# Requirement:
Please continue the travel text below about the Arnanes Country Hotel near Höfn, starting right after its last sentence.

As you read, Höfn is more of a good base than there is much to do in the town itself. It is a nice place to retreat and process the day’s impressions.

Or actually, just outside Höfn you’ll be in an even better place. At the Arnanes Country Hotel, for example (Google Maps location).

Arnanes Country Hotel

About 6 kilometers outside Höfn, I imagine myself in the middle of nowhere, where the Arnanes Country Hotel offers warm accommodation. This is the countryside for real. The wooden accommodation makes it very cozy and warm. The weather turns from cold and sunny to even colder and snowy. That immediately gives a very different vibe.

Arnanes hotel Höfn: op de voorgrond dennenbomen en op de achtergrond de houten accommodatie met een blauwe luchtArnanes Country Hotel dennenboom: op de voorgrond dennenbomen en op de achtergrond de houten accommodatie. Licht besneeuwd.

As soon as it snows harder, I almost imagine myself in an Alpine cottage. Outside in the meadow are Icelandic horses. They don’t care about the snow. I turn up the heating in our room.

Paarden Arnanes Country hotelArnanes Country Hotel sneeuw paarden

I love that the room is quite large. Including a couch and a kettle. This makes it feel just a little more homey. The shower room is also large, and the water is nice and hot. With the snow and wind outside, that’s really a treat. You can check out all the rooms here. There are 22 in total, and most have private bathrooms.

Breakfast and dinner at Arnanes Country Hotel

The Arnanes Country Hotel’s restaurant is open from May to September, so unfortunately, I didn’t get to try out the cuisine. Too bad, because they cook here with local products as much as possible, which I always find a big plus. But luckily, you can have breakfast at the hotel all year round. And breakfast at Arnanes Country Hotel is really a treat. The buffet table is packed with local and homemade products like lamb pate and bread.

# Data:
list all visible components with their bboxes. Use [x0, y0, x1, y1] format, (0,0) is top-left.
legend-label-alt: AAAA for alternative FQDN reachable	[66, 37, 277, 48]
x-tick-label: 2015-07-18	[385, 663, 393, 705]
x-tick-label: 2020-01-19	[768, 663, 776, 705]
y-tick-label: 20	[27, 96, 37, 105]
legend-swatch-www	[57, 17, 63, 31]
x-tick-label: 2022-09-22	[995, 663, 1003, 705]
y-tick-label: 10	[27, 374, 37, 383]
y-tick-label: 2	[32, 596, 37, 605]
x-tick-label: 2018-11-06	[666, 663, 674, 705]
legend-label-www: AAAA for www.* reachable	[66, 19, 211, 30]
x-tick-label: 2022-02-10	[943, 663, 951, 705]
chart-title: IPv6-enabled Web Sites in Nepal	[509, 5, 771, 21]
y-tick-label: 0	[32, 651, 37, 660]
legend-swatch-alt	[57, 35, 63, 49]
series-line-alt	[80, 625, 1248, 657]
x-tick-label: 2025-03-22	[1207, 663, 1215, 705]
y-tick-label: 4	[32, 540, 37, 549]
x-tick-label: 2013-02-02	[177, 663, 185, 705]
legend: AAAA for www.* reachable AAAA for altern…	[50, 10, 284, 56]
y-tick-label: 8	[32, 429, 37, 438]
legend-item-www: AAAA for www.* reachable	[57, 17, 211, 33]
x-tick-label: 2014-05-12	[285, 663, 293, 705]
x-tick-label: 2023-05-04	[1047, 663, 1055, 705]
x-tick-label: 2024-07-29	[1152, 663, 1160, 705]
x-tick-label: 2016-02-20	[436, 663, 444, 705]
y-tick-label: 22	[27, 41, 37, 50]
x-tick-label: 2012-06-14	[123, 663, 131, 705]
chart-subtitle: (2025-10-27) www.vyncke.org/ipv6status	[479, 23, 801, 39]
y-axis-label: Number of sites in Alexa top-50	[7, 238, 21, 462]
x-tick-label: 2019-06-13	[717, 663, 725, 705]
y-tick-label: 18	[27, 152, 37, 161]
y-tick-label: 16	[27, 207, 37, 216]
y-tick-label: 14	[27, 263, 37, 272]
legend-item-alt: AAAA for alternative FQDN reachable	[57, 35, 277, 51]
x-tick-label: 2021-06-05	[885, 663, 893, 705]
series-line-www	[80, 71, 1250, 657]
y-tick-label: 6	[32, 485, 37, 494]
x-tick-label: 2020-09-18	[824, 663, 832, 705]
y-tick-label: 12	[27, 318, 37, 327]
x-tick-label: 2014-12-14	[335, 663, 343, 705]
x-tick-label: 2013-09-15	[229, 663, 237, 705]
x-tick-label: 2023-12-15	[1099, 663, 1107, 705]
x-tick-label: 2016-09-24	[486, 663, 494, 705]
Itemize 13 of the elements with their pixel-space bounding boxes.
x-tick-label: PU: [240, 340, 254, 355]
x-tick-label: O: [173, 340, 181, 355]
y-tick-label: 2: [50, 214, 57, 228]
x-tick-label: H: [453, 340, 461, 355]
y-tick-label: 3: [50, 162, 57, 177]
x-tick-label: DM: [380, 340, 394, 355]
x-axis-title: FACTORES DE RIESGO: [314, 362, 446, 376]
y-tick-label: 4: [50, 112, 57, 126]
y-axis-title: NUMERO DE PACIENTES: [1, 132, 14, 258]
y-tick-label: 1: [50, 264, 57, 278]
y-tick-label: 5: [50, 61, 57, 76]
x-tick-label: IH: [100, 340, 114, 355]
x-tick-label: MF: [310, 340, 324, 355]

# Response:
In front of the restaurant is a terrace where I can imagine fine summer evenings. But even now, inside, this is a pleasant place, because everywhere you look, you have fantastic views of the mountains. There is a small stage with drums and guitar amps, so I’m guessing there is live music occasionally. Great! Anyway, there is also space to just sit on a couch reading a book or playing a game at the table. Check the website to see if they have a room available for you.

Restaurant tips in Höfn

If you didn’t manage to get a table for dinner at the Arnanes Country Hotel, you can also have a great meal in downtown Höfn. Pakkhús Restaurant is at least the most popular choice when I am there. Without a reservation, there is a 45-minute wait at 7:30 in the evening. According to the manager, this is the case every night. But I am too hungry to wait for that, so we go to the neighboring place: Ishusid Pizzeria Restaurant.

Ishusid Pizzeria Restaurant

Ishusid is the shelter for people who cannot go to Pakkhús it seems. And it is a fine alternative. There is a limited menu and you place your order at the bar. Of course, we go for a pizza with langoustines. It’s also the most expensive (ISK 4250 in 2024). The price of a pizza starts at ISK 2200 and for a beer (0.4L) you pay ISK 1500. A glass of water, as at most restaurants, is free. The pizza comes quickly and is well-made. Only those Icelandic prices kind of spoil the fun, don’t they?

Google Maps location

Pakkhús Restaurant

The next day, we knock on the door early (Dutch dinner time) at Pakkhús Restaurant, and luckily, there is room. It is strangely enough quite cold; people sit with coats on and hats on. We order langoustines with garlic and duck with pork. Generous prices, generous portions. And it’s all very well-prepared. The duck slides off the bone, the pork is super tender, and the langoustines have a good garlic flavor without the garlic displacing all other flavors. I can see why this is such a popular restaurant in Höfn.

Google Maps location

More Iceland inspiration?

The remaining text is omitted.